Data records
- - - - -
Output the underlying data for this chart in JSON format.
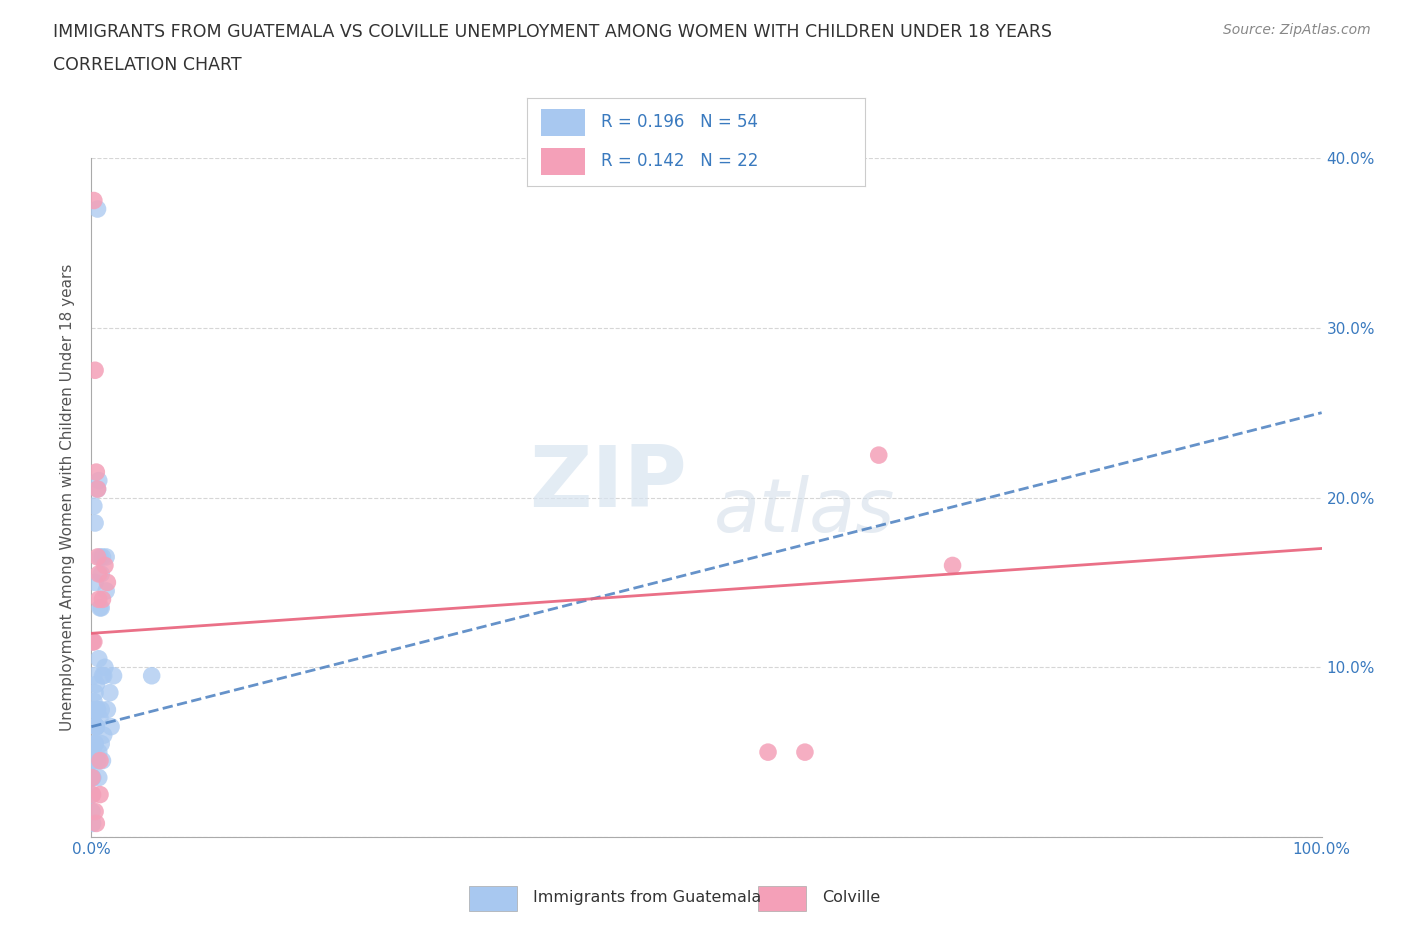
{
  "title_line1": "IMMIGRANTS FROM GUATEMALA VS COLVILLE UNEMPLOYMENT AMONG WOMEN WITH CHILDREN UNDER 18 YEARS",
  "title_line2": "CORRELATION CHART",
  "source": "Source: ZipAtlas.com",
  "ylabel": "Unemployment Among Women with Children Under 18 years",
  "xlim": [
    0,
    1.0
  ],
  "ylim": [
    0,
    0.4
  ],
  "xtick_vals": [
    0.0,
    0.1,
    0.2,
    0.3,
    0.4,
    0.5,
    0.6,
    0.7,
    0.8,
    0.9,
    1.0
  ],
  "ytick_vals": [
    0.0,
    0.1,
    0.2,
    0.3,
    0.4
  ],
  "yticklabels_right": [
    "",
    "10.0%",
    "20.0%",
    "30.0%",
    "40.0%"
  ],
  "R_blue": "0.196",
  "N_blue": "54",
  "R_pink": "0.142",
  "N_pink": "22",
  "blue_color": "#a8c8f0",
  "pink_color": "#f4a0b8",
  "blue_line_color": "#4a7fc0",
  "pink_line_color": "#e8607a",
  "blue_line_start_y": 0.065,
  "blue_line_end_y": 0.25,
  "pink_line_start_y": 0.12,
  "pink_line_end_y": 0.17,
  "watermark_zip": "ZIP",
  "watermark_atlas": "atlas",
  "legend_label_blue": "Immigrants from Guatemala",
  "legend_label_pink": "Colville",
  "blue_scatter_x": [
    0.005,
    0.012,
    0.003,
    0.002,
    0.001,
    0.004,
    0.008,
    0.006,
    0.01,
    0.007,
    0.009,
    0.011,
    0.003,
    0.002,
    0.004,
    0.006,
    0.005,
    0.003,
    0.001,
    0.002,
    0.002,
    0.003,
    0.004,
    0.005,
    0.006,
    0.007,
    0.008,
    0.009,
    0.01,
    0.012,
    0.001,
    0.001,
    0.001,
    0.002,
    0.002,
    0.003,
    0.003,
    0.004,
    0.004,
    0.005,
    0.013,
    0.015,
    0.016,
    0.018,
    0.007,
    0.008,
    0.005,
    0.006,
    0.008,
    0.009,
    0.049,
    0.0005,
    0.0005,
    0.001
  ],
  "blue_scatter_y": [
    0.37,
    0.165,
    0.185,
    0.195,
    0.07,
    0.065,
    0.055,
    0.05,
    0.06,
    0.07,
    0.095,
    0.1,
    0.075,
    0.08,
    0.09,
    0.21,
    0.205,
    0.15,
    0.115,
    0.095,
    0.075,
    0.085,
    0.065,
    0.075,
    0.105,
    0.135,
    0.155,
    0.165,
    0.095,
    0.145,
    0.035,
    0.035,
    0.045,
    0.045,
    0.055,
    0.055,
    0.055,
    0.065,
    0.065,
    0.075,
    0.075,
    0.085,
    0.065,
    0.095,
    0.165,
    0.135,
    0.045,
    0.035,
    0.075,
    0.045,
    0.095,
    0.025,
    0.015,
    0.008
  ],
  "pink_scatter_x": [
    0.002,
    0.003,
    0.004,
    0.005,
    0.006,
    0.009,
    0.011,
    0.013,
    0.55,
    0.58,
    0.0005,
    0.001,
    0.003,
    0.004,
    0.007,
    0.007,
    0.005,
    0.006,
    0.64,
    0.7,
    0.001,
    0.002
  ],
  "pink_scatter_y": [
    0.375,
    0.275,
    0.215,
    0.205,
    0.14,
    0.14,
    0.16,
    0.15,
    0.05,
    0.05,
    0.035,
    0.025,
    0.015,
    0.008,
    0.045,
    0.025,
    0.165,
    0.155,
    0.225,
    0.16,
    0.115,
    0.115
  ],
  "grid_color": "#cccccc",
  "background_color": "#ffffff",
  "title_color": "#333333",
  "axis_label_color": "#555555",
  "right_axis_color": "#3a7abf",
  "source_color": "#888888"
}
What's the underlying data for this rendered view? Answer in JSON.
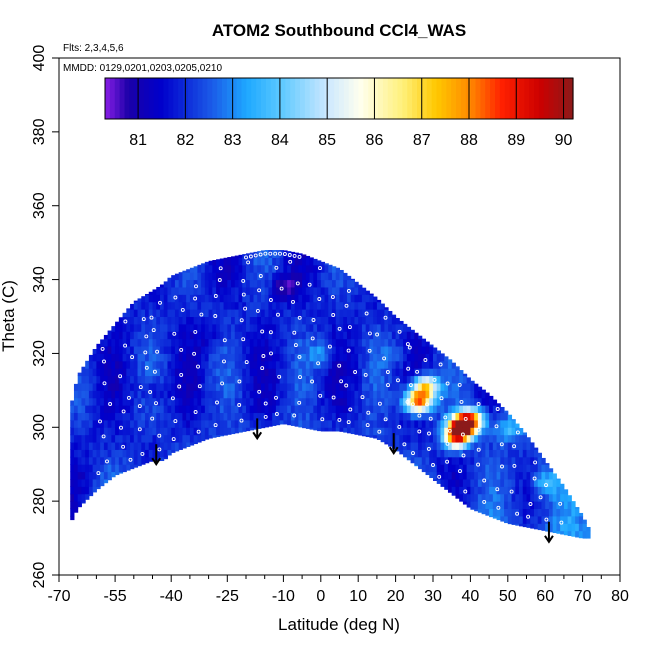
{
  "chart_data": {
    "type": "heatmap",
    "title": "ATOM2 Southbound CCl4_WAS",
    "flights_note": "Flts: 2,3,4,5,6",
    "dates_note": "MMDD: 0129,0201,0203,0205,0210",
    "xlabel": "Latitude (deg N)",
    "ylabel": "Theta (C)",
    "xlim": [
      -70,
      80
    ],
    "ylim": [
      260,
      400
    ],
    "x_ticks": [
      {
        "value": -70,
        "label": "-70"
      },
      {
        "value": -55,
        "label": "-55"
      },
      {
        "value": -40,
        "label": "-40"
      },
      {
        "value": -25,
        "label": "-25"
      },
      {
        "value": -10,
        "label": "-10"
      },
      {
        "value": 0,
        "label": "0"
      },
      {
        "value": 10,
        "label": "10"
      },
      {
        "value": 20,
        "label": "20"
      },
      {
        "value": 30,
        "label": "30"
      },
      {
        "value": 40,
        "label": "40"
      },
      {
        "value": 50,
        "label": "50"
      },
      {
        "value": 60,
        "label": "60"
      },
      {
        "value": 70,
        "label": "70"
      },
      {
        "value": 80,
        "label": "80"
      }
    ],
    "y_ticks": [
      {
        "value": 260,
        "label": "260"
      },
      {
        "value": 280,
        "label": "280"
      },
      {
        "value": 300,
        "label": "300"
      },
      {
        "value": 320,
        "label": "320"
      },
      {
        "value": 340,
        "label": "340"
      },
      {
        "value": 360,
        "label": "360"
      },
      {
        "value": 380,
        "label": "380"
      },
      {
        "value": 400,
        "label": "400"
      }
    ],
    "colorbar": {
      "min": 80.3,
      "max": 90.2,
      "ticks": [
        {
          "value": 81,
          "label": "81"
        },
        {
          "value": 82,
          "label": "82"
        },
        {
          "value": 83,
          "label": "83"
        },
        {
          "value": 84,
          "label": "84"
        },
        {
          "value": 85,
          "label": "85"
        },
        {
          "value": 86,
          "label": "86"
        },
        {
          "value": 87,
          "label": "87"
        },
        {
          "value": 88,
          "label": "88"
        },
        {
          "value": 89,
          "label": "89"
        },
        {
          "value": 90,
          "label": "90"
        }
      ],
      "color_stops": [
        {
          "value": 80.3,
          "color": "#8a1ee6"
        },
        {
          "value": 80.8,
          "color": "#1a00a8"
        },
        {
          "value": 81.5,
          "color": "#0000cc"
        },
        {
          "value": 82.5,
          "color": "#1a55e6"
        },
        {
          "value": 83.3,
          "color": "#1ea8ff"
        },
        {
          "value": 84.0,
          "color": "#5ac8ff"
        },
        {
          "value": 85.0,
          "color": "#cce8ff"
        },
        {
          "value": 85.7,
          "color": "#ffffee"
        },
        {
          "value": 86.6,
          "color": "#fff07a"
        },
        {
          "value": 87.3,
          "color": "#ffc800"
        },
        {
          "value": 88.0,
          "color": "#ff8c00"
        },
        {
          "value": 88.7,
          "color": "#ff2000"
        },
        {
          "value": 89.5,
          "color": "#cc0000"
        },
        {
          "value": 90.2,
          "color": "#8c1a1a"
        }
      ]
    },
    "domain_envelope": {
      "latitude": [
        -67,
        -65,
        -60,
        -55,
        -50,
        -45,
        -42,
        -40,
        -35,
        -30,
        -25,
        -20,
        -15,
        -10,
        -5,
        0,
        5,
        10,
        15,
        20,
        25,
        30,
        35,
        40,
        45,
        50,
        55,
        60,
        65,
        70,
        72
      ],
      "theta_bottom": [
        274,
        278,
        283,
        287,
        289,
        291,
        291,
        293,
        295,
        297,
        298,
        299,
        300,
        301,
        300,
        299,
        299,
        298,
        297,
        294,
        290,
        286,
        282,
        278,
        276,
        274,
        273,
        272,
        271,
        270,
        270
      ],
      "theta_top": [
        305,
        314,
        322,
        328,
        334,
        337,
        339,
        341,
        343,
        345,
        346,
        347,
        348,
        348,
        347,
        345,
        343,
        339,
        335,
        330,
        326,
        322,
        318,
        313,
        309,
        304,
        298,
        291,
        284,
        276,
        272
      ]
    },
    "field_features": [
      {
        "latitude": 37.5,
        "theta": 300,
        "value": 89.3
      },
      {
        "latitude": 40,
        "theta": 302,
        "value": 87.8
      },
      {
        "latitude": 36,
        "theta": 297,
        "value": 86.5
      },
      {
        "latitude": 26,
        "theta": 307,
        "value": 88.3
      },
      {
        "latitude": 28,
        "theta": 311,
        "value": 87.0
      },
      {
        "latitude": -10,
        "theta": 338,
        "value": 80.6
      },
      {
        "latitude": 0,
        "theta": 320,
        "value": 83.2
      },
      {
        "latitude": 50,
        "theta": 300,
        "value": 83.6
      },
      {
        "latitude": 60,
        "theta": 285,
        "value": 83.4
      },
      {
        "latitude": -45,
        "theta": 310,
        "value": 81.3
      },
      {
        "latitude": 20,
        "theta": 320,
        "value": 82.6
      },
      {
        "latitude": -30,
        "theta": 325,
        "value": 81.5
      }
    ],
    "tropopause_arrows": [
      {
        "latitude": -44,
        "theta": 290
      },
      {
        "latitude": -17,
        "theta": 297
      },
      {
        "latitude": 19.5,
        "theta": 293
      },
      {
        "latitude": 61,
        "theta": 269
      }
    ],
    "grid": false,
    "legend_placement": "top (horizontal colorbar)"
  }
}
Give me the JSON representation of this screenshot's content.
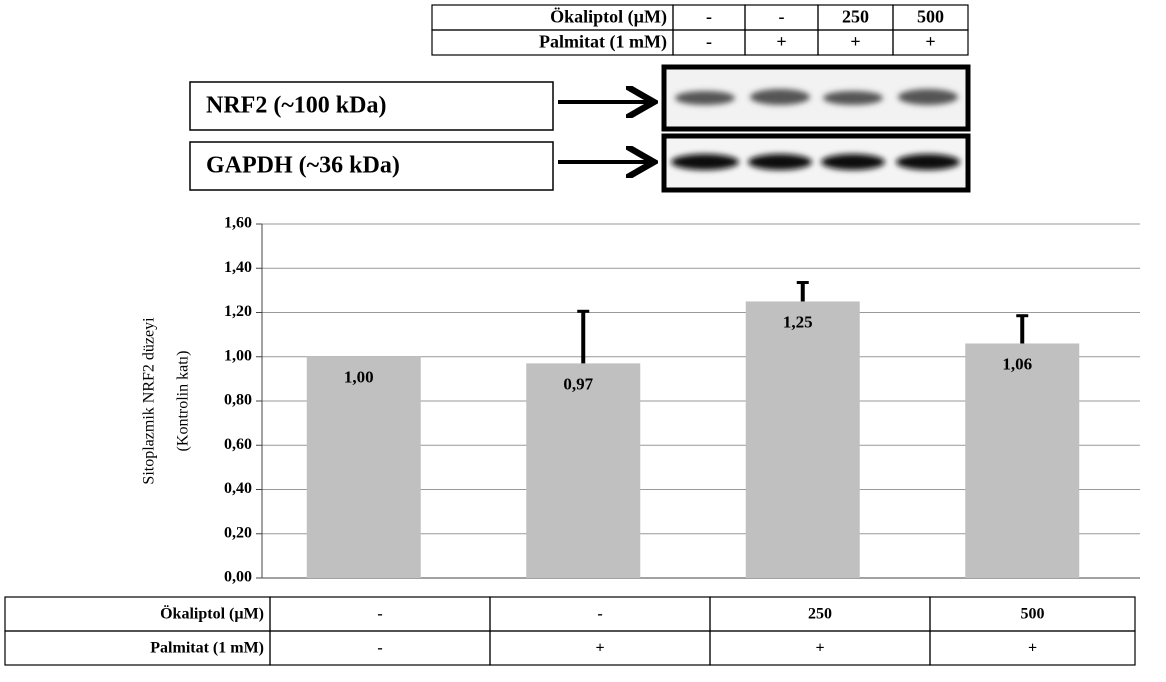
{
  "top_table": {
    "rows": [
      [
        "Ökaliptol (µM)",
        "-",
        "-",
        "250",
        "500"
      ],
      [
        "Palmitat (1 mM)",
        "-",
        "+",
        "+",
        "+"
      ]
    ]
  },
  "blot": {
    "labels": [
      "NRF2 (~100 kDa)",
      "GAPDH (~36 kDa)"
    ]
  },
  "chart_data": {
    "type": "bar",
    "ylabel": [
      "Sitoplazmik NRF2 düzeyi",
      "(Kontrolin katı)"
    ],
    "values": [
      1.0,
      0.97,
      1.25,
      1.06
    ],
    "value_labels": [
      "1,00",
      "0,97",
      "1,25",
      "1,06"
    ],
    "errors": [
      null,
      0.24,
      0.09,
      0.13
    ],
    "color": "#c0c0c0",
    "ylim": [
      0,
      1.6
    ],
    "yticks": [
      {
        "value": 0,
        "label": "0,00"
      },
      {
        "value": 0.2,
        "label": "0,20"
      },
      {
        "value": 0.4,
        "label": "0,40"
      },
      {
        "value": 0.6,
        "label": "0,60"
      },
      {
        "value": 0.8,
        "label": "0,80"
      },
      {
        "value": 1.0,
        "label": "1,00"
      },
      {
        "value": 1.2,
        "label": "1,20"
      },
      {
        "value": 1.4,
        "label": "1,40"
      },
      {
        "value": 1.6,
        "label": "1,60"
      }
    ],
    "grid": true
  },
  "bottom_table": {
    "rows": [
      [
        "Ökaliptol (µM)",
        "-",
        "-",
        "250",
        "500"
      ],
      [
        "Palmitat (1 mM)",
        "-",
        "+",
        "+",
        "+"
      ]
    ]
  }
}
- - - - -
■ THE PROBLEM:
Report the number of lines in the entries above that include the word "JSON" and add nothing to it.

■ PROBLEM SOLUTION:
3